» Exercise goal
Write out all of the records precisely. Skip anything that is a picture.
>>>>>
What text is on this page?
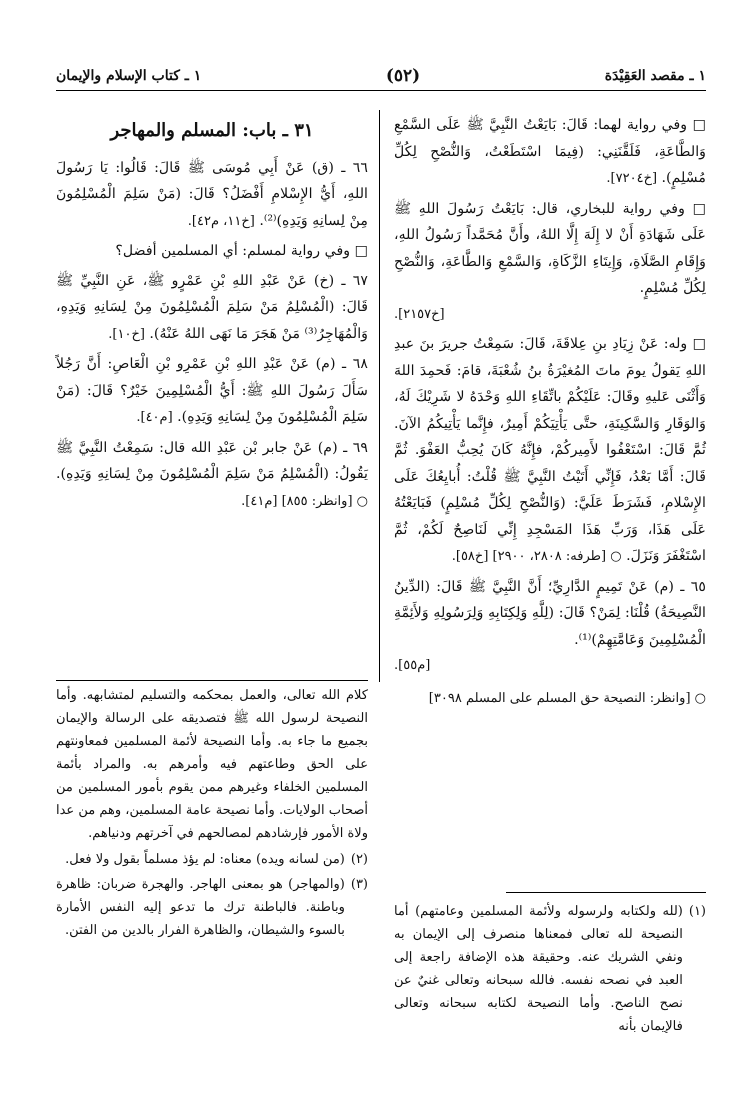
١ ـ مقصد العَقِيْدَة
(٥٢)
١ ـ كتاب الإسلام والإيمان

□ وفي رواية لهما: قَالَ: بَايَعْتُ النَّبِيَّ ﷺ عَلَى السَّمْعِ وَالطَّاعَةِ، فَلَقَّنَنِي: (فِيمَا اسْتَطَعْتُ، وَالنُّصْحِ لِكُلِّ مُسْلِمٍ). [خ٧٢٠٤].

□ وفي رواية للبخاري، قال: بَايَعْتُ رَسُولَ اللهِ ﷺ عَلَى شَهَادَةِ أَنْ لا إِلَهَ إِلَّا اللهُ، وأَنَّ مُحَمَّداً رَسُولُ اللهِ، وَإِقَامِ الصَّلَاةِ، وَإِيتَاءِ الزَّكَاةِ، وَالسَّمْعِ وَالطَّاعَةِ، وَالنُّصْحِ لِكُلِّ مُسْلِمٍ.
[خ٢١٥٧].

□ وله: عَنْ زِيَادِ بنِ عِلاقَةَ، قَالَ: سَمِعْتُ جريرَ بنَ عبدِ اللهِ يَقولُ يومَ ماتَ المُغيْرَةُ بنُ شُعْبَةَ، قامَ: فَحمِدَ اللهَ وَأَثْنَى عَليهِ وقَالَ: عَلَيْكُمْ باتِّقَاءِ اللهِ وَحْدَهُ لا شَرِيْكَ لَهُ، وَالوَقَارِ وَالسَّكِينَةِ، حتَّى يَأْتِيَكُمْ أَمِيرٌ، فإِنَّما يَأْتِيكُمُ الآنَ. ثُمَّ قَالَ: اسْتَعْفُوا لأَمِيركُمْ، فإِنَّهُ كَانَ يُحِبُّ العَفْوَ. ثُمَّ قَالَ: أَمَّا بَعْدُ، فَإِنِّي أَتَيْتُ النَّبِيَّ ﷺ قُلْتُ: أُبايِعُكَ عَلَى الإِسْلامِ، فَشَرَطَ عَلَيَّ: (وَالنُّصْحِ لِكُلِّ مُسْلِمٍ) فَبَايَعْتُهُ عَلَى هَذَا، وَرَبِّ هَذَا المَسْجِدِ إِنِّي لَنَاصِحٌ لَكُمْ، ثُمَّ اسْتَغْفَرَ وَنَزَلَ. ○ [طرفه: ٢٨٠٨، ٢٩٠٠] [خ٥٨].

٦٥ ـ (م) عَنْ تَمِيمٍ الدَّارِيِّ؛ أَنَّ النَّبِيَّ ﷺ قَالَ: (الدِّينُ النَّصِيحَةُ) قُلْنَا: لِمَنْ؟ قَالَ: (لِلَّهِ وَلِكِتَابِهِ وَلِرَسُولِهِ وَلأَئِمَّةِ الْمُسْلِمِينَ وَعَامَّتِهِمْ)⁽¹⁾.
[م٥٥].

○ [وانظر: النصيحة حق المسلم على المسلم ٣٠٩٨]
٣١ ـ باب: المسلم والمهاجر

٦٦ ـ (ق) عَنْ أَبِي مُوسَى ﷺ قَالَ: قَالُوا: يَا رَسُولَ اللهِ، أَيُّ الإِسْلامِ أَفْضَلُ؟ قَالَ: (مَنْ سَلِمَ الْمُسْلِمُونَ مِنْ لِسانِهِ وَيَدِهِ)⁽²⁾. [خ١١، م٤٢].

□ وفي رواية لمسلم: أي المسلمين أفضل؟

٦٧ ـ (خ) عَنْ عَبْدِ اللهِ بْنِ عَمْرٍو ﷺ، عَنِ النَّبِيِّ ﷺ قَالَ: (الْمُسْلِمُ مَنْ سَلِمَ الْمُسْلِمُونَ مِنْ لِسَانِهِ وَيَدِهِ، وَالْمُهَاجِرُ⁽³⁾ مَنْ هَجَرَ مَا نَهَى اللهُ عَنْهُ). [خ١٠].

٦٨ ـ (م) عَنْ عَبْدِ اللهِ بْنِ عَمْرِو بْنِ الْعَاصِ: أَنَّ رَجُلاً سَأَلَ رَسُولَ اللهِ ﷺ: أَيُّ الْمُسْلِمِينَ خَيْرٌ؟ قَالَ: (مَنْ سَلِمَ الْمُسْلِمُونَ مِنْ لِسَانِهِ وَيَدِهِ). [م٤٠].

٦٩ ـ (م) عَنْ جابر بْن عَبْدِ الله قال: سَمِعْتُ النَّبِيَّ ﷺ يَقُولُ: (الْمُسْلِمُ مَنْ سَلِمَ الْمُسْلِمُونَ مِنْ لِسَانِهِ وَيَدِهِ). ○ [وانظر: ٨٥٥] [م٤١].

كلام الله تعالى، والعمل بمحكمه والتسليم لمتشابهه. وأما النصيحة لرسول الله ﷺ فتصديقه على الرسالة والإيمان بجميع ما جاء به. وأما النصيحة لأئمة المسلمين فمعاونتهم على الحق وطاعتهم فيه وأمرهم به. والمراد بأئمة المسلمين الخلفاء وغيرهم ممن يقوم بأمور المسلمين من أصحاب الولايات. وأما نصيحة عامة المسلمين، وهم من عدا ولاة الأمور فإرشادهم لمصالحهم في آخرتهم ودنياهم.

(٢)
(من لسانه ويده) معناه: لم يؤذ مسلماً بقول ولا فعل.
(٣)
(والمهاجر) هو بمعنى الهاجر. والهجرة ضربان: ظاهرة وباطنة. فالباطنة ترك ما تدعو إليه النفس الأمارة بالسوء والشيطان، والظاهرة الفرار بالدين من الفتن.
(١)
(لله ولكتابه ولرسوله ولأئمة المسلمين وعامتهم) أما النصيحة لله تعالى فمعناها منصرف إلى الإيمان به ونفي الشريك عنه. وحقيقة هذه الإضافة راجعة إلى العبد في نصحه نفسه. فالله سبحانه وتعالى غنيٌ عن نصح الناصح. وأما النصيحة لكتابه سبحانه وتعالى فالإيمان بأنه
<<<<<
» Written response
What text is on this page?
١ ـ مقصد العَقِيْدَة
(٥٢)
١ ـ كتاب الإسلام والإيمان

□ وفي رواية لهما: قَالَ: بَايَعْتُ النَّبِيَّ ﷺ عَلَى السَّمْعِ وَالطَّاعَةِ، فَلَقَّنَنِي: (فِيمَا اسْتَطَعْتُ، وَالنُّصْحِ لِكُلِّ مُسْلِمٍ). [خ٧٢٠٤].

□ وفي رواية للبخاري، قال: بَايَعْتُ رَسُولَ اللهِ ﷺ عَلَى شَهَادَةِ أَنْ لا إِلَهَ إِلَّا اللهُ، وأَنَّ مُحَمَّداً رَسُولُ اللهِ، وَإِقَامِ الصَّلَاةِ، وَإِيتَاءِ الزَّكَاةِ، وَالسَّمْعِ وَالطَّاعَةِ، وَالنُّصْحِ لِكُلِّ مُسْلِمٍ.
[خ٢١٥٧].

□ وله: عَنْ زِيَادِ بنِ عِلاقَةَ، قَالَ: سَمِعْتُ جريرَ بنَ عبدِ اللهِ يَقولُ يومَ ماتَ المُغيْرَةُ بنُ شُعْبَةَ، قامَ: فَحمِدَ اللهَ وَأَثْنَى عَليهِ وقَالَ: عَلَيْكُمْ باتِّقَاءِ اللهِ وَحْدَهُ لا شَرِيْكَ لَهُ، وَالوَقَارِ وَالسَّكِينَةِ، حتَّى يَأْتِيَكُمْ أَمِيرٌ، فإِنَّما يَأْتِيكُمُ الآنَ. ثُمَّ قَالَ: اسْتَعْفُوا لأَمِيركُمْ، فإِنَّهُ كَانَ يُحِبُّ العَفْوَ. ثُمَّ قَالَ: أَمَّا بَعْدُ، فَإِنِّي أَتَيْتُ النَّبِيَّ ﷺ قُلْتُ: أُبايِعُكَ عَلَى الإِسْلامِ، فَشَرَطَ عَلَيَّ: (وَالنُّصْحِ لِكُلِّ مُسْلِمٍ) فَبَايَعْتُهُ عَلَى هَذَا، وَرَبِّ هَذَا المَسْجِدِ إِنِّي لَنَاصِحٌ لَكُمْ، ثُمَّ اسْتَغْفَرَ وَنَزَلَ. ○ [طرفه: ٢٨٠٨، ٢٩٠٠] [خ٥٨].

٦٥ ـ (م) عَنْ تَمِيمٍ الدَّارِيِّ؛ أَنَّ النَّبِيَّ ﷺ قَالَ: (الدِّينُ النَّصِيحَةُ) قُلْنَا: لِمَنْ؟ قَالَ: (لِلَّهِ وَلِكِتَابِهِ وَلِرَسُولِهِ وَلأَئِمَّةِ الْمُسْلِمِينَ وَعَامَّتِهِمْ)⁽¹⁾.
[م٥٥].

○ [وانظر: النصيحة حق المسلم على المسلم ٣٠٩٨]
٣١ ـ باب: المسلم والمهاجر

٦٦ ـ (ق) عَنْ أَبِي مُوسَى ﷺ قَالَ: قَالُوا: يَا رَسُولَ اللهِ، أَيُّ الإِسْلامِ أَفْضَلُ؟ قَالَ: (مَنْ سَلِمَ الْمُسْلِمُونَ مِنْ لِسانِهِ وَيَدِهِ)⁽²⁾. [خ١١، م٤٢].

□ وفي رواية لمسلم: أي المسلمين أفضل؟

٦٧ ـ (خ) عَنْ عَبْدِ اللهِ بْنِ عَمْرٍو ﷺ، عَنِ النَّبِيِّ ﷺ قَالَ: (الْمُسْلِمُ مَنْ سَلِمَ الْمُسْلِمُونَ مِنْ لِسَانِهِ وَيَدِهِ، وَالْمُهَاجِرُ⁽³⁾ مَنْ هَجَرَ مَا نَهَى اللهُ عَنْهُ). [خ١٠].

٦٨ ـ (م) عَنْ عَبْدِ اللهِ بْنِ عَمْرِو بْنِ الْعَاصِ: أَنَّ رَجُلاً سَأَلَ رَسُولَ اللهِ ﷺ: أَيُّ الْمُسْلِمِينَ خَيْرٌ؟ قَالَ: (مَنْ سَلِمَ الْمُسْلِمُونَ مِنْ لِسَانِهِ وَيَدِهِ). [م٤٠].

٦٩ ـ (م) عَنْ جابر بْن عَبْدِ الله قال: سَمِعْتُ النَّبِيَّ ﷺ يَقُولُ: (الْمُسْلِمُ مَنْ سَلِمَ الْمُسْلِمُونَ مِنْ لِسَانِهِ وَيَدِهِ). ○ [وانظر: ٨٥٥] [م٤١].

كلام الله تعالى، والعمل بمحكمه والتسليم لمتشابهه. وأما النصيحة لرسول الله ﷺ فتصديقه على الرسالة والإيمان بجميع ما جاء به. وأما النصيحة لأئمة المسلمين فمعاونتهم على الحق وطاعتهم فيه وأمرهم به. والمراد بأئمة المسلمين الخلفاء وغيرهم ممن يقوم بأمور المسلمين من أصحاب الولايات. وأما نصيحة عامة المسلمين، وهم من عدا ولاة الأمور فإرشادهم لمصالحهم في آخرتهم ودنياهم.

(٢)
(من لسانه ويده) معناه: لم يؤذ مسلماً بقول ولا فعل.
(٣)
(والمهاجر) هو بمعنى الهاجر. والهجرة ضربان: ظاهرة وباطنة. فالباطنة ترك ما تدعو إليه النفس الأمارة بالسوء والشيطان، والظاهرة الفرار بالدين من الفتن.
(١)
(لله ولكتابه ولرسوله ولأئمة المسلمين وعامتهم) أما النصيحة لله تعالى فمعناها منصرف إلى الإيمان به ونفي الشريك عنه. وحقيقة هذه الإضافة راجعة إلى العبد في نصحه نفسه. فالله سبحانه وتعالى غنيٌ عن نصح الناصح. وأما النصيحة لكتابه سبحانه وتعالى فالإيمان بأنه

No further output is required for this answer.